**CHALLENGE A**:
Return the entries from their first line through the line that contains "settings-item-media-library[interactable]: Media Library", both included, reproducing each line unchanged.

-- start of PROVIDED PASSAGE --

ORDERED that the order is affirmed insofar as appealed from, with costs.
In May 1995, Edward R. Moran (hereinafter Edward) and Aud M. Moran (hereinafter the decedent, and together with Edward, the borrowers) executed a loan agreement and note, which was secured by a reverse mortgage encumbering certain residential property located in Staten Island. In the reverse mortgage, the borrowers designated their son, Raymond Moran (hereinafter Raymond), as a “Notice Recipient” and provided his address. Pursuant to the loan agreement and note, the debt would be accelerated upon any one of five enumerated events of maturity, including the death of the last living borrower.
Edward died in 1998, and the decedent died intestate on July 18, 2013. On August 4, 2014, the plaintiff commenced this action against, among others, “[a]ll the heirs at law, next of kin, distributees, devisees, grantees, ․ all of whom and whose names and places of residence are unknown to the plaintiff of Aud M. Moran.” On December 13, 2021, Raymond was served with the summons and complaint pursuant to CPLR 308(2). In January 2022, Raymond moved, inter alia, pursuant to CPLR 306–b to dismiss the complaint insofar as asserted against him. The plaintiff cross-moved, among other things, pursuant to CPLR 306–b to extend the time to serve the summons and complaint upon Raymond. In an order dated May 27, 2022, the Supreme Court, inter alia, granted that branch of Raymond's motion and denied that branch of the plaintiff's cross-motion. The plaintiff appeals.
Generally, service of a summons and complaint must be made within 120 days after the commencement of the action (see id.). “If service is not made upon a defendant within the time provided in [CPLR 306–b], the court, upon motion, shall dismiss the action without prejudice as to that defendant, or upon good cause shown or in the interest of justice, extend the time for service” (id.). “Good cause and interest of justice are two separate and independent statutory standards” (U.S. Bank N.A. v. Bindra, 217 A.D.3d 719, 720, 191 N.Y.S.3d 110 [internal quotation marks omitted]; see Leader v. Maroney, Ponzini & Spencer, 97 N.Y.2d 95, 104, 736 N.Y.S.2d 291, 761 N.E.2d 1018; Bumpus v. New York City Tr. Auth., 66 A.D.3d 26, 31, 883 N.Y.S.2d 99).

-- end of PROVIDED PASSAGE --
-- start of ENTRIES SUPPLIED --

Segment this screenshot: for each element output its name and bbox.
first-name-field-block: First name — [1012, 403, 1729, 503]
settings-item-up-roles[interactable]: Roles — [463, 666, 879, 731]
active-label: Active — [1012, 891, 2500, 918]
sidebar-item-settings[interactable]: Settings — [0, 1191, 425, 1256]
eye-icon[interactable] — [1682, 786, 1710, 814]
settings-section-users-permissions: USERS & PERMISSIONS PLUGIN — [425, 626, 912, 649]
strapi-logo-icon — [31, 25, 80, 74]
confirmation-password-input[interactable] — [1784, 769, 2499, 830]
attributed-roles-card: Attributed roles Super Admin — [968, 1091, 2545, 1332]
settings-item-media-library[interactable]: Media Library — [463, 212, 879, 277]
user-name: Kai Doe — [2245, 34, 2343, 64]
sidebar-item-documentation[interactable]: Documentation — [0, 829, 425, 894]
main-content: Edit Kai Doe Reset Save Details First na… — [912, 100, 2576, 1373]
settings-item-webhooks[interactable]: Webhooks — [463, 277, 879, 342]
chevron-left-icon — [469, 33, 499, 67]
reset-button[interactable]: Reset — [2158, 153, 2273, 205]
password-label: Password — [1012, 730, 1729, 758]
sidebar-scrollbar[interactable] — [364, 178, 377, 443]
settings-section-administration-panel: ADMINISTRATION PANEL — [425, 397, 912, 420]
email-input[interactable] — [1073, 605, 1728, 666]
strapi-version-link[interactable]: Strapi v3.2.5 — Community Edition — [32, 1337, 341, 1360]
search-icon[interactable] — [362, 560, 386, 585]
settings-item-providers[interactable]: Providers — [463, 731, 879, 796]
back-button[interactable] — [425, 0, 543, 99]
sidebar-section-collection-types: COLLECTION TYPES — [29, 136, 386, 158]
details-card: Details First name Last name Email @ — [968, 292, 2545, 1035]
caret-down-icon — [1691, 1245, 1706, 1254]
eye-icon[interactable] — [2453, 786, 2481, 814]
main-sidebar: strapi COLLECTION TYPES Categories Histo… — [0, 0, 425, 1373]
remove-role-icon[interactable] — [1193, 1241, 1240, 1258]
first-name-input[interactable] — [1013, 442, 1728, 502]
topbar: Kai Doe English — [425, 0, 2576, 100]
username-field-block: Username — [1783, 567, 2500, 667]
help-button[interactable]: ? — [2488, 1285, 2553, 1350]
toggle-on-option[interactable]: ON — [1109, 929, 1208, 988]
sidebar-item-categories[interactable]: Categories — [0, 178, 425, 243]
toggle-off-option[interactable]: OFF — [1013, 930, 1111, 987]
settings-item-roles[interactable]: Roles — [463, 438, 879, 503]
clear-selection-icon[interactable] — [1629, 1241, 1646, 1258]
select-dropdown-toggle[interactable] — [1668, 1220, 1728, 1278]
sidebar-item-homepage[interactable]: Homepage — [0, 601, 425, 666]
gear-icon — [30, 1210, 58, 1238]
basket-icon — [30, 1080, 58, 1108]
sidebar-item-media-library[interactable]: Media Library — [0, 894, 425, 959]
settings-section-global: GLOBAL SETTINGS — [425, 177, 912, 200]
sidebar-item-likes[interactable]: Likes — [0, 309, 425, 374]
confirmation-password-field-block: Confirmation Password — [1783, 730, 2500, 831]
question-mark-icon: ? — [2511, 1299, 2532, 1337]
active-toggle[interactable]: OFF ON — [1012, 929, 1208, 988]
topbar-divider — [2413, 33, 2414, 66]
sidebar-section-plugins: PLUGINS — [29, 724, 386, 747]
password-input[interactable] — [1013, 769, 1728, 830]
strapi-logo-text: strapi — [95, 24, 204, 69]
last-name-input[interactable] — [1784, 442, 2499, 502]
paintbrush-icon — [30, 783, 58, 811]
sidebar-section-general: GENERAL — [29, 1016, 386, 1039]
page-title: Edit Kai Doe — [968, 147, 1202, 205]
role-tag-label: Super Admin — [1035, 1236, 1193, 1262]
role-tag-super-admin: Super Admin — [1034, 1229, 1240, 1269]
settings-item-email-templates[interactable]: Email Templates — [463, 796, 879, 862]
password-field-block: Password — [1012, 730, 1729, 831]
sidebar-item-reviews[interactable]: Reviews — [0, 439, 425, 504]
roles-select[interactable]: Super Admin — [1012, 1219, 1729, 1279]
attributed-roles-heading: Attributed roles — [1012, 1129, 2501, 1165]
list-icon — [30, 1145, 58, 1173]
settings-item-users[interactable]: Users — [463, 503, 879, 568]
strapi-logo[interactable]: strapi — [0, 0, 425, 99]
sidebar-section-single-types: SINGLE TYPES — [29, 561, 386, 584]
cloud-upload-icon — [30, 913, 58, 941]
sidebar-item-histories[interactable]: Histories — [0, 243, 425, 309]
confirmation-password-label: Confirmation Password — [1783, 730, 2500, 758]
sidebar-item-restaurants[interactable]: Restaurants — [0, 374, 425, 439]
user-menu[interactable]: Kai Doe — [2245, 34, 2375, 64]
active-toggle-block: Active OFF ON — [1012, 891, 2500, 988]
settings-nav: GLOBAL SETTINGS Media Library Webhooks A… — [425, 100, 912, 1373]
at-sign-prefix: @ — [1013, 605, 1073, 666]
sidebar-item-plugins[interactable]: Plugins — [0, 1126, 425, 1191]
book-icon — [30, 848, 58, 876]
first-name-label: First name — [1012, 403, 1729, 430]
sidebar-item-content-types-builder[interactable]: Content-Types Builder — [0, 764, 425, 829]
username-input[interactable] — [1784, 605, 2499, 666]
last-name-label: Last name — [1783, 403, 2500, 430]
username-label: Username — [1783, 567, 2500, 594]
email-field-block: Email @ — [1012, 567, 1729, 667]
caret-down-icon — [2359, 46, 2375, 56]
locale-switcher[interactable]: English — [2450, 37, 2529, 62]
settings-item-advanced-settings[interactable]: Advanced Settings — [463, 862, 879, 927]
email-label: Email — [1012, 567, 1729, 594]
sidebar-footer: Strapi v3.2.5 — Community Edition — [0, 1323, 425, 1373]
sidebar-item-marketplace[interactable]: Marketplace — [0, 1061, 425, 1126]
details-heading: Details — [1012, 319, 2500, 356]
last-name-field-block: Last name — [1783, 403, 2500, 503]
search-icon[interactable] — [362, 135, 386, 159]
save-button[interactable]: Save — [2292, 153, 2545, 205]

-- end of ENTRIES SUPPLIED --

**CHALLENGE B**:
Name every court case cited in the reverse mortgage ruling.

**FULL SOLUTION A**:
Segment this screenshot: for each element output its name and bbox.
first-name-field-block: First name — [1012, 403, 1729, 503]
settings-item-up-roles[interactable]: Roles — [463, 666, 879, 731]
active-label: Active — [1012, 891, 2500, 918]
sidebar-item-settings[interactable]: Settings — [0, 1191, 425, 1256]
eye-icon[interactable] — [1682, 786, 1710, 814]
settings-section-users-permissions: USERS & PERMISSIONS PLUGIN — [425, 626, 912, 649]
strapi-logo-icon — [31, 25, 80, 74]
confirmation-password-input[interactable] — [1784, 769, 2499, 830]
attributed-roles-card: Attributed roles Super Admin — [968, 1091, 2545, 1332]
settings-item-media-library[interactable]: Media Library — [463, 212, 879, 277]

**FULL SOLUTION B**:
U.S. Bank N.A. v. Bindra
Leader v. Maroney, Ponzini & Spencer
Bumpus v. New York City Tr. Auth.